[Aim] Pull every line holding the string "Chord" from the records below.

[Given records]
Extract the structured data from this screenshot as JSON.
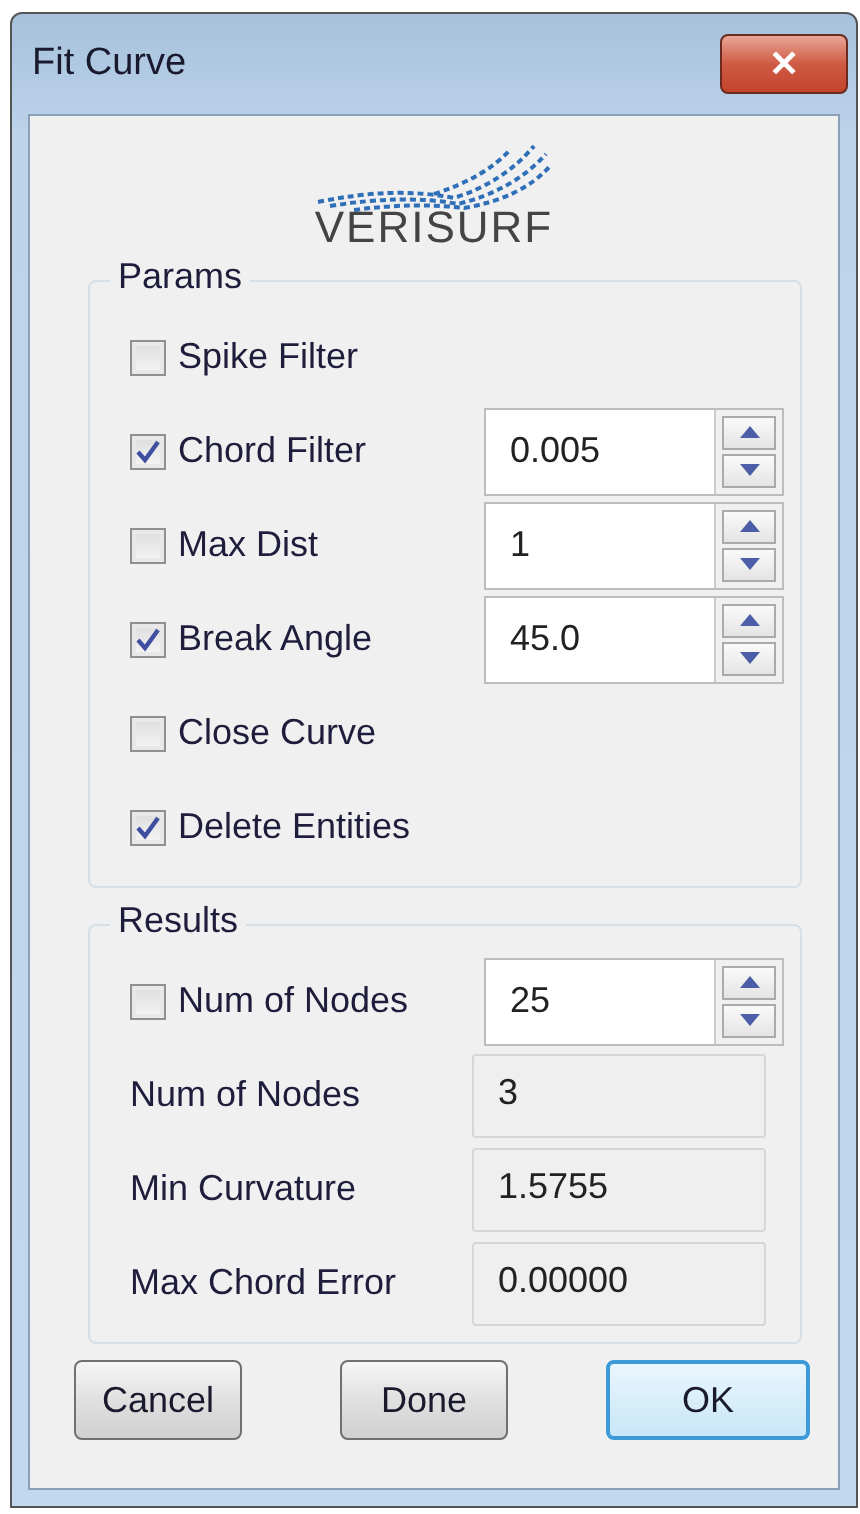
{
  "window": {
    "title": "Fit Curve",
    "close": "✕"
  },
  "logo": {
    "text": "VERISURF"
  },
  "params": {
    "title": "Params",
    "rows": [
      {
        "kind": "check",
        "label": "Spike Filter",
        "checked": false
      },
      {
        "kind": "spin",
        "label": "Chord Filter",
        "checked": true,
        "value": "0.005"
      },
      {
        "kind": "spin",
        "label": "Max Dist",
        "checked": false,
        "value": "1"
      },
      {
        "kind": "spin",
        "label": "Break Angle",
        "checked": true,
        "value": "45.0"
      },
      {
        "kind": "check",
        "label": "Close Curve",
        "checked": false
      },
      {
        "kind": "check",
        "label": "Delete Entities",
        "checked": true
      }
    ]
  },
  "results": {
    "title": "Results",
    "rows": [
      {
        "kind": "spin",
        "label": "Num of Nodes",
        "checked": false,
        "value": "25"
      },
      {
        "kind": "readout",
        "label": "Num of Nodes",
        "value": "3"
      },
      {
        "kind": "readout",
        "label": "Min Curvature",
        "value": "1.5755"
      },
      {
        "kind": "readout",
        "label": "Max Chord Error",
        "value": "0.00000"
      }
    ]
  },
  "buttons": [
    {
      "label": "Cancel",
      "default": false
    },
    {
      "label": "Done",
      "default": false
    },
    {
      "label": "OK",
      "default": true
    }
  ]
}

[The answer]
        "label": "Chord Filter",
        "label": "Max Chord Error",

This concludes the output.